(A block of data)

■ ■ ■ ■ ■ ■ ■

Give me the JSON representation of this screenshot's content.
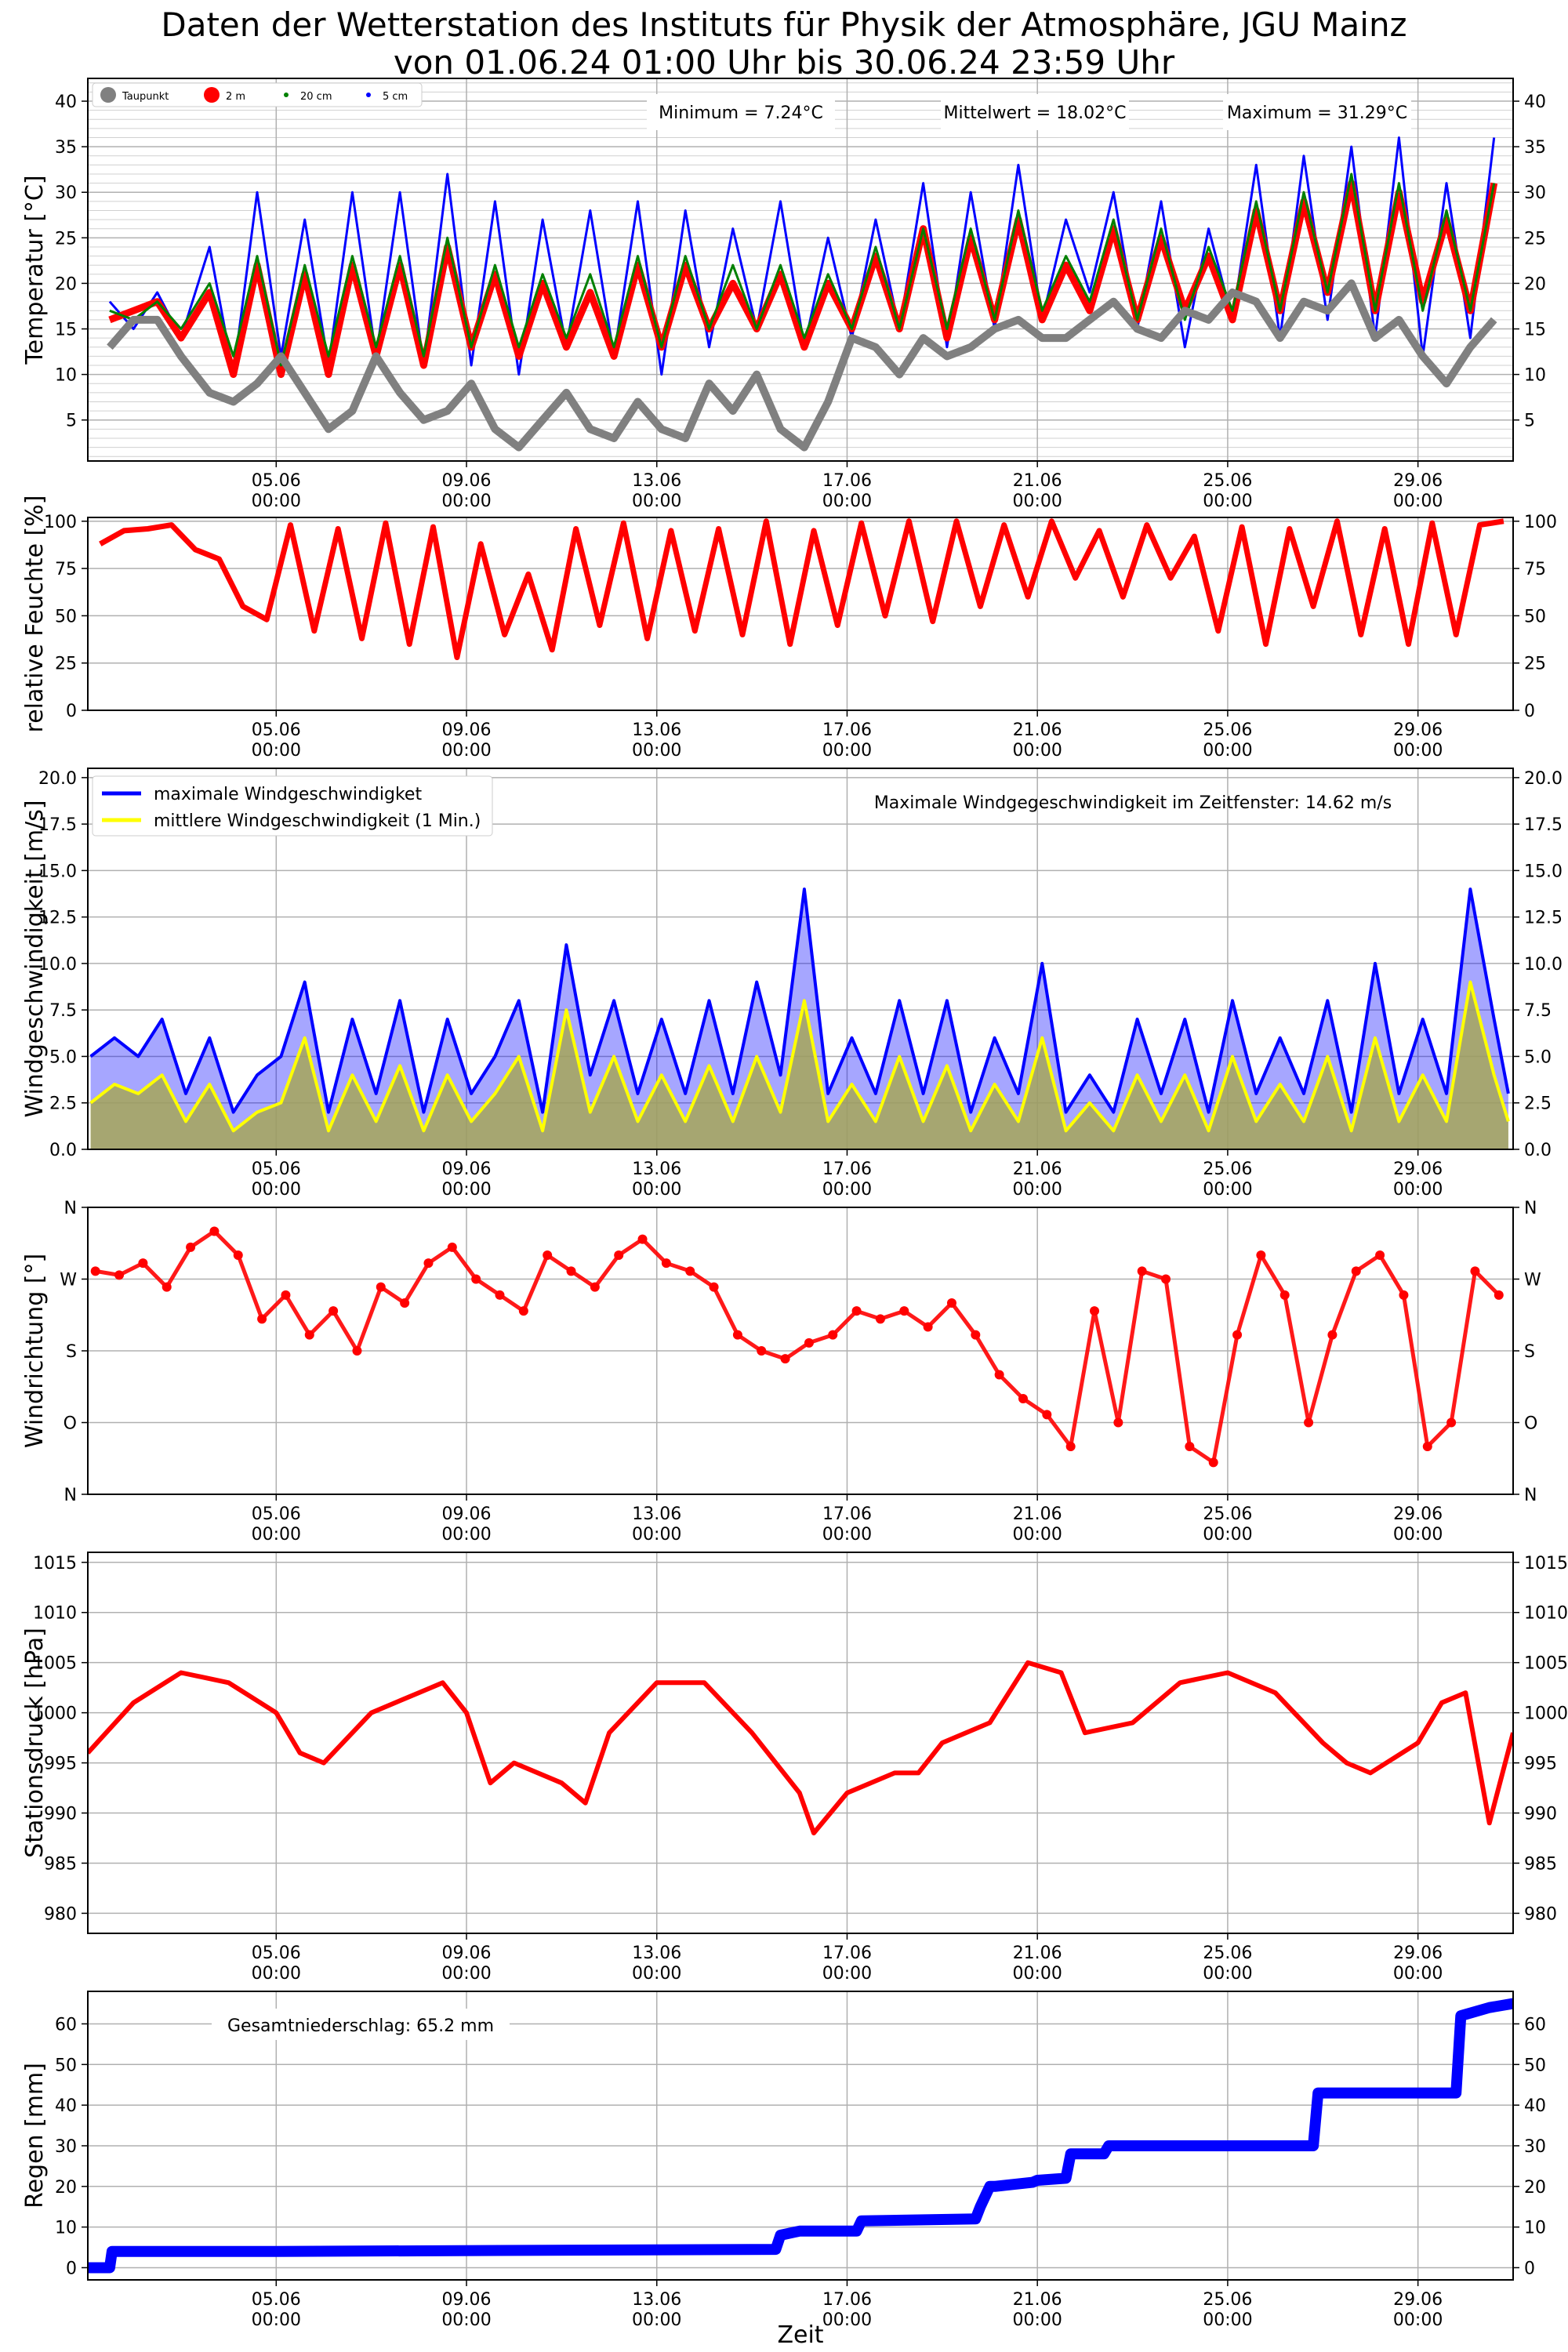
{
  "title": {
    "line1": "Daten der Wetterstation des Instituts für Physik der Atmosphäre, JGU Mainz",
    "line2": "von 01.06.24 01:00 Uhr bis 30.06.24 23:59 Uhr"
  },
  "xlabel": "Zeit",
  "x_ticks": [
    "05.06\n00:00",
    "09.06\n00:00",
    "13.06\n00:00",
    "17.06\n00:00",
    "21.06\n00:00",
    "25.06\n00:00",
    "29.06\n00:00"
  ],
  "x_tick_days": [
    4,
    8,
    12,
    16,
    20,
    24,
    28
  ],
  "x_range_days": [
    0.04,
    30.0
  ],
  "chart_data": [
    {
      "id": "temperature",
      "type": "scatter",
      "ylabel": "Temperatur [°C]",
      "ylim": [
        0.5,
        42.5
      ],
      "yticks": [
        5,
        10,
        15,
        20,
        25,
        30,
        35,
        40
      ],
      "legend": [
        "Taupunkt",
        "2 m",
        "20 cm",
        "5 cm"
      ],
      "annotations": [
        "Minimum = 7.24°C",
        "Mittelwert = 18.02°C",
        "Maximum = 31.29°C"
      ],
      "x_days": [
        0.5,
        1,
        1.5,
        2,
        2.6,
        3.1,
        3.6,
        4.1,
        4.6,
        5.1,
        5.6,
        6.1,
        6.6,
        7.1,
        7.6,
        8.1,
        8.6,
        9.1,
        9.6,
        10.1,
        10.6,
        11.1,
        11.6,
        12.1,
        12.6,
        13.1,
        13.6,
        14.1,
        14.6,
        15.1,
        15.6,
        16.1,
        16.6,
        17.1,
        17.6,
        18.1,
        18.6,
        19.1,
        19.6,
        20.1,
        20.6,
        21.1,
        21.6,
        22.1,
        22.6,
        23.1,
        23.6,
        24.1,
        24.6,
        25.1,
        25.6,
        26.1,
        26.6,
        27.1,
        27.6,
        28.1,
        28.6,
        29.1,
        29.6
      ],
      "series": [
        {
          "name": "5 cm",
          "color": "#0000ff",
          "values": [
            18,
            15,
            19,
            14,
            24,
            10,
            30,
            12,
            27,
            11,
            30,
            12,
            30,
            11,
            32,
            11,
            29,
            10,
            27,
            13,
            28,
            12,
            29,
            10,
            28,
            13,
            26,
            15,
            29,
            13,
            25,
            14,
            27,
            15,
            31,
            13,
            30,
            15,
            33,
            16,
            27,
            19,
            30,
            15,
            29,
            13,
            26,
            16,
            33,
            14,
            34,
            16,
            35,
            14,
            36,
            12,
            31,
            14,
            36
          ]
        },
        {
          "name": "2 m",
          "color": "#ff0000",
          "values": [
            16,
            17,
            18,
            14,
            19,
            10,
            22,
            10,
            21,
            10,
            22,
            12,
            22,
            11,
            24,
            13,
            21,
            12,
            20,
            13,
            19,
            12,
            22,
            13,
            22,
            15,
            20,
            15,
            21,
            13,
            20,
            15,
            23,
            15,
            26,
            14,
            25,
            16,
            27,
            16,
            22,
            17,
            26,
            16,
            25,
            17,
            23,
            16,
            28,
            17,
            29,
            19,
            31,
            17,
            30,
            18,
            27,
            17,
            31
          ]
        },
        {
          "name": "20 cm",
          "color": "#008000",
          "values": [
            17,
            16,
            18,
            15,
            20,
            12,
            23,
            11,
            22,
            12,
            23,
            13,
            23,
            12,
            25,
            13,
            22,
            13,
            21,
            14,
            21,
            13,
            23,
            13,
            23,
            15,
            22,
            15,
            22,
            14,
            21,
            15,
            24,
            15,
            26,
            15,
            26,
            16,
            28,
            17,
            23,
            18,
            27,
            16,
            26,
            16,
            24,
            17,
            29,
            17,
            30,
            19,
            32,
            17,
            31,
            17,
            28,
            17,
            31
          ]
        },
        {
          "name": "Taupunkt",
          "color": "#808080",
          "values": [
            13,
            16,
            16,
            12,
            8,
            7,
            9,
            12,
            8,
            4,
            6,
            12,
            8,
            5,
            6,
            9,
            4,
            2,
            5,
            8,
            4,
            3,
            7,
            4,
            3,
            9,
            6,
            10,
            4,
            2,
            7,
            14,
            13,
            10,
            14,
            12,
            13,
            15,
            16,
            14,
            14,
            16,
            18,
            15,
            14,
            17,
            16,
            19,
            18,
            14,
            18,
            17,
            20,
            14,
            16,
            12,
            9,
            13,
            16
          ]
        }
      ]
    },
    {
      "id": "humidity",
      "type": "scatter",
      "ylabel": "relative Feuchte [%]",
      "ylim": [
        0,
        102
      ],
      "yticks": [
        0,
        25,
        50,
        75,
        100
      ],
      "x_days": [
        0.3,
        0.8,
        1.3,
        1.8,
        2.3,
        2.8,
        3.3,
        3.8,
        4.3,
        4.8,
        5.3,
        5.8,
        6.3,
        6.8,
        7.3,
        7.8,
        8.3,
        8.8,
        9.3,
        9.8,
        10.3,
        10.8,
        11.3,
        11.8,
        12.3,
        12.8,
        13.3,
        13.8,
        14.3,
        14.8,
        15.3,
        15.8,
        16.3,
        16.8,
        17.3,
        17.8,
        18.3,
        18.8,
        19.3,
        19.8,
        20.3,
        20.8,
        21.3,
        21.8,
        22.3,
        22.8,
        23.3,
        23.8,
        24.3,
        24.8,
        25.3,
        25.8,
        26.3,
        26.8,
        27.3,
        27.8,
        28.3,
        28.8,
        29.3,
        29.8
      ],
      "series": [
        {
          "name": "",
          "color": "#ff0000",
          "values": [
            88,
            95,
            96,
            98,
            85,
            80,
            55,
            48,
            98,
            42,
            96,
            38,
            99,
            35,
            97,
            28,
            88,
            40,
            72,
            32,
            96,
            45,
            99,
            38,
            95,
            42,
            96,
            40,
            100,
            35,
            95,
            45,
            99,
            50,
            100,
            47,
            100,
            55,
            98,
            60,
            100,
            70,
            95,
            60,
            98,
            70,
            92,
            42,
            97,
            35,
            96,
            55,
            100,
            40,
            96,
            35,
            99,
            40,
            98,
            100
          ]
        }
      ]
    },
    {
      "id": "wind_speed",
      "type": "line",
      "ylabel": "Windgeschwindigkeit [m/s]",
      "ylim": [
        0,
        20.5
      ],
      "yticks": [
        0.0,
        2.5,
        5.0,
        7.5,
        10.0,
        12.5,
        15.0,
        17.5,
        20.0
      ],
      "legend": [
        "maximale Windgeschwindigket",
        "mittlere Windgeschwindigkeit (1 Min.)"
      ],
      "annotation": "Maximale Windgegeschwindigkeit im Zeitfenster: 14.62 m/s",
      "x_days": [
        0.1,
        0.6,
        1.1,
        1.6,
        2.1,
        2.6,
        3.1,
        3.6,
        4.1,
        4.6,
        5.1,
        5.6,
        6.1,
        6.6,
        7.1,
        7.6,
        8.1,
        8.6,
        9.1,
        9.6,
        10.1,
        10.6,
        11.1,
        11.6,
        12.1,
        12.6,
        13.1,
        13.6,
        14.1,
        14.6,
        15.1,
        15.6,
        16.1,
        16.6,
        17.1,
        17.6,
        18.1,
        18.6,
        19.1,
        19.6,
        20.1,
        20.6,
        21.1,
        21.6,
        22.1,
        22.6,
        23.1,
        23.6,
        24.1,
        24.6,
        25.1,
        25.6,
        26.1,
        26.6,
        27.1,
        27.6,
        28.1,
        28.6,
        29.1,
        29.6,
        29.9
      ],
      "series": [
        {
          "name": "maximale Windgeschwindigket",
          "color": "#0000ff",
          "values": [
            5,
            6,
            5,
            7,
            3,
            6,
            2,
            4,
            5,
            9,
            2,
            7,
            3,
            8,
            2,
            7,
            3,
            5,
            8,
            2,
            11,
            4,
            8,
            3,
            7,
            3,
            8,
            3,
            9,
            4,
            14,
            3,
            6,
            3,
            8,
            3,
            8,
            2,
            6,
            3,
            10,
            2,
            4,
            2,
            7,
            3,
            7,
            2,
            8,
            3,
            6,
            3,
            8,
            2,
            10,
            3,
            7,
            3,
            14,
            7,
            3
          ]
        },
        {
          "name": "mittlere Windgeschwindigkeit (1 Min.)",
          "color": "#ffff00",
          "values": [
            2.5,
            3.5,
            3,
            4,
            1.5,
            3.5,
            1,
            2,
            2.5,
            6,
            1,
            4,
            1.5,
            4.5,
            1,
            4,
            1.5,
            3,
            5,
            1,
            7.5,
            2,
            5,
            1.5,
            4,
            1.5,
            4.5,
            1.5,
            5,
            2,
            8,
            1.5,
            3.5,
            1.5,
            5,
            1.5,
            4.5,
            1,
            3.5,
            1.5,
            6,
            1,
            2.5,
            1,
            4,
            1.5,
            4,
            1,
            5,
            1.5,
            3.5,
            1.5,
            5,
            1,
            6,
            1.5,
            4,
            1.5,
            9,
            4,
            1.5
          ]
        }
      ]
    },
    {
      "id": "wind_direction",
      "type": "scatter",
      "ylabel": "Windrichtung [°]",
      "ylim": [
        0,
        360
      ],
      "yticks_deg": [
        0,
        90,
        180,
        270,
        360
      ],
      "yticks": [
        "N",
        "O",
        "S",
        "W",
        "N"
      ],
      "x_days": [
        0.2,
        0.7,
        1.2,
        1.7,
        2.2,
        2.7,
        3.2,
        3.7,
        4.2,
        4.7,
        5.2,
        5.7,
        6.2,
        6.7,
        7.2,
        7.7,
        8.2,
        8.7,
        9.2,
        9.7,
        10.2,
        10.7,
        11.2,
        11.7,
        12.2,
        12.7,
        13.2,
        13.7,
        14.2,
        14.7,
        15.2,
        15.7,
        16.2,
        16.7,
        17.2,
        17.7,
        18.2,
        18.7,
        19.2,
        19.7,
        20.2,
        20.7,
        21.2,
        21.7,
        22.2,
        22.7,
        23.2,
        23.7,
        24.2,
        24.7,
        25.2,
        25.7,
        26.2,
        26.7,
        27.2,
        27.7,
        28.2,
        28.7,
        29.2,
        29.7
      ],
      "series": [
        {
          "name": "",
          "color": "#ff0000",
          "values": [
            280,
            275,
            290,
            260,
            310,
            330,
            300,
            220,
            250,
            200,
            230,
            180,
            260,
            240,
            290,
            310,
            270,
            250,
            230,
            300,
            280,
            260,
            300,
            320,
            290,
            280,
            260,
            200,
            180,
            170,
            190,
            200,
            230,
            220,
            230,
            210,
            240,
            200,
            150,
            120,
            100,
            60,
            230,
            90,
            280,
            270,
            60,
            40,
            200,
            300,
            250,
            90,
            200,
            280,
            300,
            250,
            60,
            90,
            280,
            250
          ]
        }
      ]
    },
    {
      "id": "pressure",
      "type": "line",
      "ylabel": "Stationsdruck [hPa]",
      "ylim": [
        978,
        1016
      ],
      "yticks": [
        980,
        985,
        990,
        995,
        1000,
        1005,
        1010,
        1015
      ],
      "x_days": [
        0.04,
        1,
        2,
        3,
        4,
        4.5,
        5,
        6,
        7,
        7.5,
        8,
        8.5,
        9,
        10,
        10.5,
        11,
        12,
        12.5,
        13,
        14,
        15,
        15.3,
        16,
        17,
        17.5,
        18,
        19,
        19.8,
        20.5,
        21,
        22,
        23,
        24,
        25,
        26,
        26.5,
        27,
        28,
        28.5,
        29,
        29.5,
        30
      ],
      "series": [
        {
          "name": "",
          "color": "#ff0000",
          "values": [
            996,
            1001,
            1004,
            1003,
            1000,
            996,
            995,
            1000,
            1002,
            1003,
            1000,
            993,
            995,
            993,
            991,
            998,
            1003,
            1003,
            1003,
            998,
            992,
            988,
            992,
            994,
            994,
            997,
            999,
            1005,
            1004,
            998,
            999,
            1003,
            1004,
            1002,
            997,
            995,
            994,
            997,
            1001,
            1002,
            989,
            998
          ]
        }
      ]
    },
    {
      "id": "precipitation",
      "type": "line",
      "ylabel": "Regen [mm]",
      "ylim": [
        -3,
        68
      ],
      "yticks": [
        0,
        10,
        20,
        30,
        40,
        50,
        60
      ],
      "annotation": "Gesamtniederschlag: 65.2 mm",
      "x_days": [
        0.04,
        0.5,
        0.55,
        4,
        14.5,
        14.6,
        15,
        16.2,
        16.3,
        18.7,
        18.8,
        19,
        19.1,
        19.9,
        20.0,
        20.6,
        20.7,
        21.4,
        21.5,
        25.8,
        25.9,
        28.8,
        28.9,
        29.5,
        30
      ],
      "series": [
        {
          "name": "",
          "color": "#0000ff",
          "values": [
            0,
            0,
            4,
            4,
            4.5,
            8,
            9,
            9,
            11.5,
            12,
            15,
            20,
            20,
            21,
            21.5,
            22,
            28,
            28,
            30,
            30,
            43,
            43,
            62,
            64,
            65
          ]
        }
      ]
    }
  ]
}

■ ■ ■ ■ ■ ■ ■

> [Description of the task]
Find the word "Windgeschwindigkeit" in the data and show each line that holds it.

> [Problem solution]
      "ylabel": "Windgeschwindigkeit [m/s]",
        "mittlere Windgeschwindigkeit (1 Min.)"
          "name": "mittlere Windgeschwindigkeit (1 Min.)",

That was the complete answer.